The request. Reproduce every record exactly as it appears, but not the pictures.

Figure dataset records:
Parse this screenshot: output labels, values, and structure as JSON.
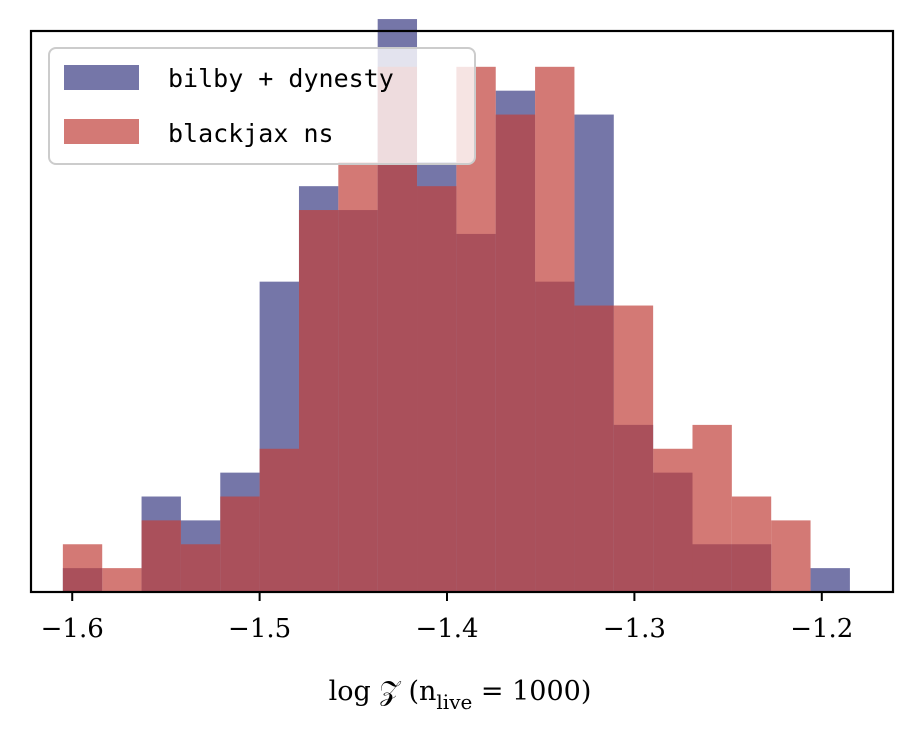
{
  "chart_data": {
    "type": "histogram",
    "title": "",
    "xlabel": "log 𝒵 (n",
    "xlabel_sub": "live",
    "xlabel_tail": " = 1000)",
    "ylabel": "",
    "xlim": [
      -1.622,
      -1.162
    ],
    "ylim": [
      0,
      23.5
    ],
    "xticks": [
      -1.6,
      -1.5,
      -1.4,
      -1.3,
      -1.2
    ],
    "xtick_labels": [
      "−1.6",
      "−1.5",
      "−1.4",
      "−1.3",
      "−1.2"
    ],
    "yticks_shown": false,
    "bin_edges": [
      -1.605,
      -1.584,
      -1.563,
      -1.542,
      -1.521,
      -1.5,
      -1.479,
      -1.458,
      -1.437,
      -1.416,
      -1.395,
      -1.374,
      -1.353,
      -1.332,
      -1.311,
      -1.29,
      -1.269,
      -1.248,
      -1.227,
      -1.206,
      -1.185
    ],
    "series": [
      {
        "name": "bilby + dynesty",
        "color": "#3b3c83",
        "alpha": 0.7,
        "counts": [
          1,
          0,
          4,
          3,
          5,
          13,
          17,
          16,
          24,
          18,
          15,
          21,
          13,
          20,
          7,
          5,
          2,
          2,
          0,
          1
        ]
      },
      {
        "name": "blackjax ns",
        "color": "#c1403b",
        "alpha": 0.7,
        "counts": [
          2,
          1,
          3,
          2,
          4,
          6,
          16,
          18,
          22,
          17,
          22,
          20,
          22,
          12,
          12,
          6,
          7,
          4,
          3,
          0
        ]
      }
    ],
    "legend": {
      "location": "upper-left",
      "entries": [
        "bilby + dynesty",
        "blackjax ns"
      ]
    },
    "grid": false
  }
}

Result.
Parse this screenshot: output labels, values, and structure as JSON.
{
  "chart_data": {
    "type": "histogram",
    "title": "",
    "xlabel": "log 𝒵 (n",
    "xlabel_sub": "live",
    "xlabel_tail": " = 1000)",
    "ylabel": "",
    "xlim": [
      -1.622,
      -1.162
    ],
    "ylim": [
      0,
      23.5
    ],
    "xticks": [
      -1.6,
      -1.5,
      -1.4,
      -1.3,
      -1.2
    ],
    "xtick_labels": [
      "−1.6",
      "−1.5",
      "−1.4",
      "−1.3",
      "−1.2"
    ],
    "yticks_shown": false,
    "bin_edges": [
      -1.605,
      -1.584,
      -1.563,
      -1.542,
      -1.521,
      -1.5,
      -1.479,
      -1.458,
      -1.437,
      -1.416,
      -1.395,
      -1.374,
      -1.353,
      -1.332,
      -1.311,
      -1.29,
      -1.269,
      -1.248,
      -1.227,
      -1.206,
      -1.185
    ],
    "series": [
      {
        "name": "bilby + dynesty",
        "color": "#3b3c83",
        "alpha": 0.7,
        "counts": [
          1,
          0,
          4,
          3,
          5,
          13,
          17,
          16,
          24,
          18,
          15,
          21,
          13,
          20,
          7,
          5,
          2,
          2,
          0,
          1
        ]
      },
      {
        "name": "blackjax ns",
        "color": "#c1403b",
        "alpha": 0.7,
        "counts": [
          2,
          1,
          3,
          2,
          4,
          6,
          16,
          18,
          22,
          17,
          22,
          20,
          22,
          12,
          12,
          6,
          7,
          4,
          3,
          0
        ]
      }
    ],
    "legend": {
      "location": "upper-left",
      "entries": [
        "bilby + dynesty",
        "blackjax ns"
      ]
    },
    "grid": false
  }
}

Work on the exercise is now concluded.